Job: From the records below, extract the stretch from the line containing "ucs-marker: — (336, 278, 345, 288)" through the line containing "arc (444, 416, 476, 448)", both included, and copy each line unchanged.

══ Listed entries ══

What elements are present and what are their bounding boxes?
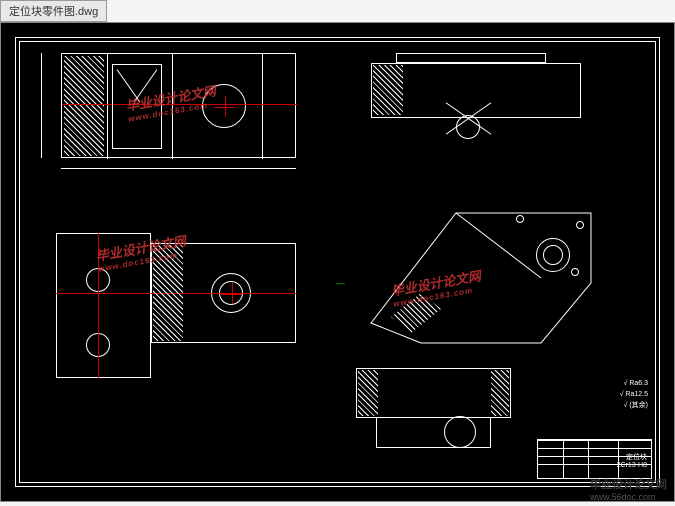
ucs-marker: — (336, 278, 345, 288)
bore-inner (543, 245, 563, 265)
hatch (491, 370, 509, 416)
wm-title: 毕业设计论文网 (590, 476, 667, 492)
small-hole (571, 268, 579, 276)
hatch (358, 370, 378, 416)
file-tab[interactable]: 定位块零件图.dwg (0, 0, 107, 22)
view-mid-right (361, 193, 611, 353)
view-bottom-right (356, 368, 511, 453)
hatch (153, 245, 183, 341)
edge (262, 54, 263, 159)
top-step (396, 53, 546, 63)
v-groove (117, 69, 157, 104)
drawing-canvas[interactable]: — √ Ra6.3 √ Ra12.5 √ (其余) 定位块 2Cr13-H8 毕… (0, 22, 675, 502)
surface-finish-notes: √ Ra6.3 √ Ra12.5 √ (其余) (620, 378, 648, 411)
wm-url: www.56doc.com (590, 492, 667, 502)
hatch-area (64, 56, 104, 156)
tb-part: 定位块 (626, 452, 647, 462)
hatch (373, 65, 403, 115)
centerline (62, 104, 297, 105)
body (356, 368, 511, 418)
edge (107, 54, 108, 159)
edge (172, 54, 173, 159)
dim-line-v (41, 53, 42, 158)
view-mid-left (56, 213, 296, 388)
page-watermark: 毕业设计论文网 www.56doc.com (590, 476, 667, 502)
centerline-v (98, 233, 99, 378)
center-mark (224, 106, 225, 107)
view-top-right (371, 53, 581, 133)
view-top-left (61, 53, 296, 158)
left-block (56, 233, 151, 378)
arc (444, 416, 476, 448)
dim-line (61, 168, 296, 169)
tb-mat: 2Cr13-H8 (617, 462, 647, 469)
tab-label: 定位块零件图.dwg (9, 6, 98, 18)
small-hole (576, 221, 584, 229)
small-hole (516, 215, 524, 223)
title-block: 定位块 2Cr13-H8 (537, 439, 652, 479)
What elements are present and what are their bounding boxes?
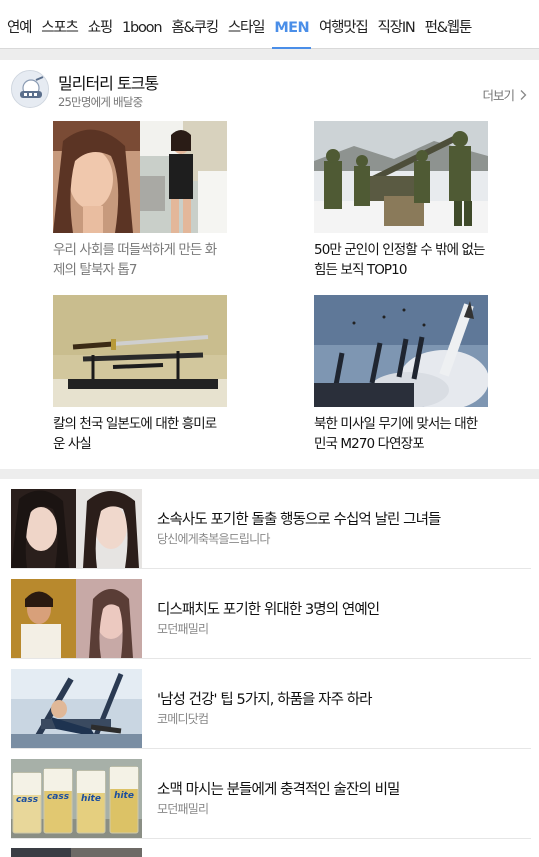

═══

Output of the task:
ucs-marker: — (336, 278, 345, 288)
bore-inner (543, 245, 563, 265)
hatch (491, 370, 509, 416)
wm-title: 毕业设计论文网 (590, 476, 667, 492)
small-hole (571, 268, 579, 276)
hatch (358, 370, 378, 416)
file-tab[interactable]: 定位块零件图.dwg (0, 0, 107, 22)
view-mid-right (361, 193, 611, 353)
view-bottom-right (356, 368, 511, 453)
hatch (153, 245, 183, 341)
edge (262, 54, 263, 159)
top-step (396, 53, 546, 63)
v-groove (117, 69, 157, 104)
drawing-canvas[interactable]: — √ Ra6.3 √ Ra12.5 √ (其余) 定位块 2Cr13-H8 毕… (0, 22, 675, 502)
surface-finish-notes: √ Ra6.3 √ Ra12.5 √ (其余) (620, 378, 648, 411)
wm-url: www.56doc.com (590, 492, 667, 502)
hatch-area (64, 56, 104, 156)
tb-part: 定位块 (626, 452, 647, 462)
hatch (373, 65, 403, 115)
centerline (62, 104, 297, 105)
body (356, 368, 511, 418)
edge (107, 54, 108, 159)
edge (172, 54, 173, 159)
dim-line-v (41, 53, 42, 158)
view-mid-left (56, 213, 296, 388)
page-watermark: 毕业设计论文网 www.56doc.com (590, 476, 667, 502)
centerline-v (98, 233, 99, 378)
center-mark (224, 106, 225, 107)
view-top-right (371, 53, 581, 133)
view-top-left (61, 53, 296, 158)
left-block (56, 233, 151, 378)
arc (444, 416, 476, 448)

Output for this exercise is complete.